## start

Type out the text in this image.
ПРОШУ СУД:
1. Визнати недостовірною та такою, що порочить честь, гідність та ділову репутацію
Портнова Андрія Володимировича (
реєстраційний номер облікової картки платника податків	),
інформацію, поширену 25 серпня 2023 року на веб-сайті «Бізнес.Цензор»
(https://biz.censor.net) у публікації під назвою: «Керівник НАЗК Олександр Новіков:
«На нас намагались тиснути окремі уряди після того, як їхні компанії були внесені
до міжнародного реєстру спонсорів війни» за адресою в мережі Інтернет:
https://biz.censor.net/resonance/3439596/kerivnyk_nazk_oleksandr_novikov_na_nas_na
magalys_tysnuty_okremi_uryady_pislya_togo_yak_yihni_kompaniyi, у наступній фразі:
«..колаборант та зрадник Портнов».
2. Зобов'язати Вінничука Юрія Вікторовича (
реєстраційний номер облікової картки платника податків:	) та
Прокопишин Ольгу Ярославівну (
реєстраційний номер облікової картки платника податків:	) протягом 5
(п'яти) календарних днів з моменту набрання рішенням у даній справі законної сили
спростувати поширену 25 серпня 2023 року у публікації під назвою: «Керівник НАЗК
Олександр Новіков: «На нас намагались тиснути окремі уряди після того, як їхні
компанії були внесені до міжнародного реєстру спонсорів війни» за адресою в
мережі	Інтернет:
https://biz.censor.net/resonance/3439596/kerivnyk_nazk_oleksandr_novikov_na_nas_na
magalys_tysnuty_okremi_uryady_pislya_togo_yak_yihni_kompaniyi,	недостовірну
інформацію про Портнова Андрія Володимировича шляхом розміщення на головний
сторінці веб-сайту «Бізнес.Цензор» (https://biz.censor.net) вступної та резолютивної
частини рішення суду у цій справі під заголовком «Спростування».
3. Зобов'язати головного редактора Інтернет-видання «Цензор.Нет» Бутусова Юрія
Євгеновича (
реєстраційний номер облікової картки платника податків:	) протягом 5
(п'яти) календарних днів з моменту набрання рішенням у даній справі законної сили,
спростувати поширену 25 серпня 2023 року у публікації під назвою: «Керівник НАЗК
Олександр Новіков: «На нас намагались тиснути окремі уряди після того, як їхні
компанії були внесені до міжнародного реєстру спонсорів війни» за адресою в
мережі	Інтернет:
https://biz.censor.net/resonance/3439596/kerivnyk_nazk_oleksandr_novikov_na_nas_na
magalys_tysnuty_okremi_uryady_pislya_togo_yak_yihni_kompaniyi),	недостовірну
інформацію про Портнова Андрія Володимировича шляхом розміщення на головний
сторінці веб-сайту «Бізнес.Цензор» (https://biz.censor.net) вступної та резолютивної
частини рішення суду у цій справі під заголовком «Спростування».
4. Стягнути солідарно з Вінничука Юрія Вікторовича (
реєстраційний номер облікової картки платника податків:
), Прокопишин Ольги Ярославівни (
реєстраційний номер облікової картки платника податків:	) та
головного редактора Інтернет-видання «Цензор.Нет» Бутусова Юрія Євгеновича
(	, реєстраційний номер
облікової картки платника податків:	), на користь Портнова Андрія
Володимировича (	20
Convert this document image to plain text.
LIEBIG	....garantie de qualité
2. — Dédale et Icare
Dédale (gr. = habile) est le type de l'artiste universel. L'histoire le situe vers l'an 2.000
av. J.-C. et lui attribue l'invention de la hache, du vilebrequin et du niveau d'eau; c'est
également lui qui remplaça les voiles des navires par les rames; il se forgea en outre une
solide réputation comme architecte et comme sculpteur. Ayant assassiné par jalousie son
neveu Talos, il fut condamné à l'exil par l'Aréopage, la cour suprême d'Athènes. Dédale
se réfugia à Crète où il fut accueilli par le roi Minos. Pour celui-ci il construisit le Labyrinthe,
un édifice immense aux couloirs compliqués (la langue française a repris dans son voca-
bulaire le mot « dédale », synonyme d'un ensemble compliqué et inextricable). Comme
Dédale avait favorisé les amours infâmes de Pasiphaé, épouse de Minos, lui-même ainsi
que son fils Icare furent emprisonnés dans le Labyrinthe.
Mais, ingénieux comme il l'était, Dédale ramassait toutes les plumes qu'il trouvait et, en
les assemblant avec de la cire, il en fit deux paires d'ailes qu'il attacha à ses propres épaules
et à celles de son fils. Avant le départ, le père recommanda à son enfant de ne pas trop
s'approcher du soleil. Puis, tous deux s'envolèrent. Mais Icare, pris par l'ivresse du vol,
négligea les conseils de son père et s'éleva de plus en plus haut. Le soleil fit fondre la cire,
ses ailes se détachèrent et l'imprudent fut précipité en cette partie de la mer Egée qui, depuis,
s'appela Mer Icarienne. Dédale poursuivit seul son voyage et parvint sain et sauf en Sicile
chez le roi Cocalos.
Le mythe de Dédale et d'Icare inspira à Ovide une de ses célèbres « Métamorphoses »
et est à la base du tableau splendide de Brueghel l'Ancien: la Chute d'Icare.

## end

:: Short problem ::
Repeat the material word for word, in full.

:: Solution to the exercise ::
Type out the text in this image.
ПРОШУ СУД:
1. Визнати недостовірною та такою, що порочить честь, гідність та ділову репутацію
Портнова Андрія Володимировича (
реєстраційний номер облікової картки платника податків	),
інформацію, поширену 25 серпня 2023 року на веб-сайті «Бізнес.Цензор»
(https://biz.censor.net) у публікації під назвою: «Керівник НАЗК Олександр Новіков:
«На нас намагались тиснути окремі уряди після того, як їхні компанії були внесені
до міжнародного реєстру спонсорів війни» за адресою в мережі Інтернет:
https://biz.censor.net/resonance/3439596/kerivnyk_nazk_oleksandr_novikov_na_nas_na
magalys_tysnuty_okremi_uryady_pislya_togo_yak_yihni_kompaniyi, у наступній фразі:
«..колаборант та зрадник Портнов».
2. Зобов'язати Вінничука Юрія Вікторовича (
реєстраційний номер облікової картки платника податків:	) та
Прокопишин Ольгу Ярославівну (
реєстраційний номер облікової картки платника податків:	) протягом 5
(п'яти) календарних днів з моменту набрання рішенням у даній справі законної сили
спростувати поширену 25 серпня 2023 року у публікації під назвою: «Керівник НАЗК
Олександр Новіков: «На нас намагались тиснути окремі уряди після того, як їхні
компанії були внесені до міжнародного реєстру спонсорів війни» за адресою в
мережі	Інтернет:
https://biz.censor.net/resonance/3439596/kerivnyk_nazk_oleksandr_novikov_na_nas_na
magalys_tysnuty_okremi_uryady_pislya_togo_yak_yihni_kompaniyi,	недостовірну
інформацію про Портнова Андрія Володимировича шляхом розміщення на головний
сторінці веб-сайту «Бізнес.Цензор» (https://biz.censor.net) вступної та резолютивної
частини рішення суду у цій справі під заголовком «Спростування».
3. Зобов'язати головного редактора Інтернет-видання «Цензор.Нет» Бутусова Юрія
Євгеновича (
реєстраційний номер облікової картки платника податків:	) протягом 5
(п'яти) календарних днів з моменту набрання рішенням у даній справі законної сили,
спростувати поширену 25 серпня 2023 року у публікації під назвою: «Керівник НАЗК
Олександр Новіков: «На нас намагались тиснути окремі уряди після того, як їхні
компанії були внесені до міжнародного реєстру спонсорів війни» за адресою в
мережі	Інтернет:
https://biz.censor.net/resonance/3439596/kerivnyk_nazk_oleksandr_novikov_na_nas_na
magalys_tysnuty_okremi_uryady_pislya_togo_yak_yihni_kompaniyi),	недостовірну
інформацію про Портнова Андрія Володимировича шляхом розміщення на головний
сторінці веб-сайту «Бізнес.Цензор» (https://biz.censor.net) вступної та резолютивної
частини рішення суду у цій справі під заголовком «Спростування».
4. Стягнути солідарно з Вінничука Юрія Вікторовича (
реєстраційний номер облікової картки платника податків:
), Прокопишин Ольги Ярославівни (
реєстраційний номер облікової картки платника податків:	) та
головного редактора Інтернет-видання «Цензор.Нет» Бутусова Юрія Євгеновича
(	, реєстраційний номер
облікової картки платника податків:	), на користь Портнова Андрія
Володимировича (	20
Convert this document image to plain text.
LIEBIG	....garantie de qualité
2. — Dédale et Icare
Dédale (gr. = habile) est le type de l'artiste universel. L'histoire le situe vers l'an 2.000
av. J.-C. et lui attribue l'invention de la hache, du vilebrequin et du niveau d'eau; c'est
également lui qui remplaça les voiles des navires par les rames; il se forgea en outre une
solide réputation comme architecte et comme sculpteur. Ayant assassiné par jalousie son
neveu Talos, il fut condamné à l'exil par l'Aréopage, la cour suprême d'Athènes. Dédale
se réfugia à Crète où il fut accueilli par le roi Minos. Pour celui-ci il construisit le Labyrinthe,
un édifice immense aux couloirs compliqués (la langue française a repris dans son voca-
bulaire le mot « dédale », synonyme d'un ensemble compliqué et inextricable). Comme
Dédale avait favorisé les amours infâmes de Pasiphaé, épouse de Minos, lui-même ainsi
que son fils Icare furent emprisonnés dans le Labyrinthe.
Mais, ingénieux comme il l'était, Dédale ramassait toutes les plumes qu'il trouvait et, en
les assemblant avec de la cire, il en fit deux paires d'ailes qu'il attacha à ses propres épaules
et à celles de son fils. Avant le départ, le père recommanda à son enfant de ne pas trop
s'approcher du soleil. Puis, tous deux s'envolèrent. Mais Icare, pris par l'ivresse du vol,
négligea les conseils de son père et s'éleva de plus en plus haut. Le soleil fit fondre la cire,
ses ailes se détachèrent et l'imprudent fut précipité en cette partie de la mer Egée qui, depuis,
s'appela Mer Icarienne. Dédale poursuivit seul son voyage et parvint sain et sauf en Sicile
chez le roi Cocalos.
Le mythe de Dédale et d'Icare inspira à Ovide une de ses célèbres « Métamorphoses »
et est à la base du tableau splendide de Brueghel l'Ancien: la Chute d'Icare.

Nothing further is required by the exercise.